**Exercise aim**
Copy every line that mentions the word "Until".

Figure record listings
* START *

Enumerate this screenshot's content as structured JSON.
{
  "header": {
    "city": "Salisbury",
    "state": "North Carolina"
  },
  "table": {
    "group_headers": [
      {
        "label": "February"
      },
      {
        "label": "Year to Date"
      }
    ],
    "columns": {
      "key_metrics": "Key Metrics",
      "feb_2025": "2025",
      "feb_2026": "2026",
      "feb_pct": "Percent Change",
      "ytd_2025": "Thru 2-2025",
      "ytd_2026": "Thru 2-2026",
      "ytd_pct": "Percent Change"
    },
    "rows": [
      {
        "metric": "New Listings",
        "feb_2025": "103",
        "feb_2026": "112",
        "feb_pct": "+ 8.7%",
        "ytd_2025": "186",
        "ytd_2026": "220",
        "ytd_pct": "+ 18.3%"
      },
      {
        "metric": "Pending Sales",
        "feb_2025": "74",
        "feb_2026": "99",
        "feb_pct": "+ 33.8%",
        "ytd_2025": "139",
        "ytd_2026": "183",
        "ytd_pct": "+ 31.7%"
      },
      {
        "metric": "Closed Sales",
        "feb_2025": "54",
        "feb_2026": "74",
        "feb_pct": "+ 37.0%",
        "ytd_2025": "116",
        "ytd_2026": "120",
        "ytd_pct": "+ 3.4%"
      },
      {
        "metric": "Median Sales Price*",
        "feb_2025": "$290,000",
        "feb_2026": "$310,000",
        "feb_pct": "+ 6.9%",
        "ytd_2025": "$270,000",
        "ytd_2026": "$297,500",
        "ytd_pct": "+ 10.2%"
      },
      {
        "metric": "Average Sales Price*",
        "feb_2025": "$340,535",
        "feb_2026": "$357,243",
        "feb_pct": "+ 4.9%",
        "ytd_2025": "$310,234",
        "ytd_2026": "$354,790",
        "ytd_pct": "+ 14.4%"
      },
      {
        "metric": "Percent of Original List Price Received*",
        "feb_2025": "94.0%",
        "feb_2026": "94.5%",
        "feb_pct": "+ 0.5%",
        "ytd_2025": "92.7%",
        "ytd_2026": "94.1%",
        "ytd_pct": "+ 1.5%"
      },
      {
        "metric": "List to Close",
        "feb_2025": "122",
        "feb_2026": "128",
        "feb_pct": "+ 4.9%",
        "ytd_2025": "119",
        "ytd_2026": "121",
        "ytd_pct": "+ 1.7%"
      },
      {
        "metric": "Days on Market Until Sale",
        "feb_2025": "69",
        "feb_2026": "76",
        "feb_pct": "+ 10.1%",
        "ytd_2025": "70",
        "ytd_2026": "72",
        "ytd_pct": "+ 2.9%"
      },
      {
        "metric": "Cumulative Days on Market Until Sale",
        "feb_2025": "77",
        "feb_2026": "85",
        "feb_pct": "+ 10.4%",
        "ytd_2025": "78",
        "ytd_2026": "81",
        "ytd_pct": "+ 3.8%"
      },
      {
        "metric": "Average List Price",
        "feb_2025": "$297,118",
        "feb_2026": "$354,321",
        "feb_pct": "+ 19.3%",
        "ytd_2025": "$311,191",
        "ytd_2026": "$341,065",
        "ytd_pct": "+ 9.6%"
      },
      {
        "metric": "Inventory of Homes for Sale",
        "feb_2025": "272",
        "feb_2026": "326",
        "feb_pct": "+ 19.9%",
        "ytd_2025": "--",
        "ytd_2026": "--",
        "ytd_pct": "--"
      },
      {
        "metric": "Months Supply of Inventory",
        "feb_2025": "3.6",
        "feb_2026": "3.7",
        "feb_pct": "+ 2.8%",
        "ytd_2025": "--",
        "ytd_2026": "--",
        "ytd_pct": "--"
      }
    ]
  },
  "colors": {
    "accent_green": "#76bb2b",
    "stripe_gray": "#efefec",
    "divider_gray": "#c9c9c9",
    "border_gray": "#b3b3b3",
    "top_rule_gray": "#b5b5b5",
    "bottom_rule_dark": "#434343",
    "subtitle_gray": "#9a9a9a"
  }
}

* END *

**The response**
        "metric": "Days on Market Until Sale",
        "metric": "Cumulative Days on Market Until Sale",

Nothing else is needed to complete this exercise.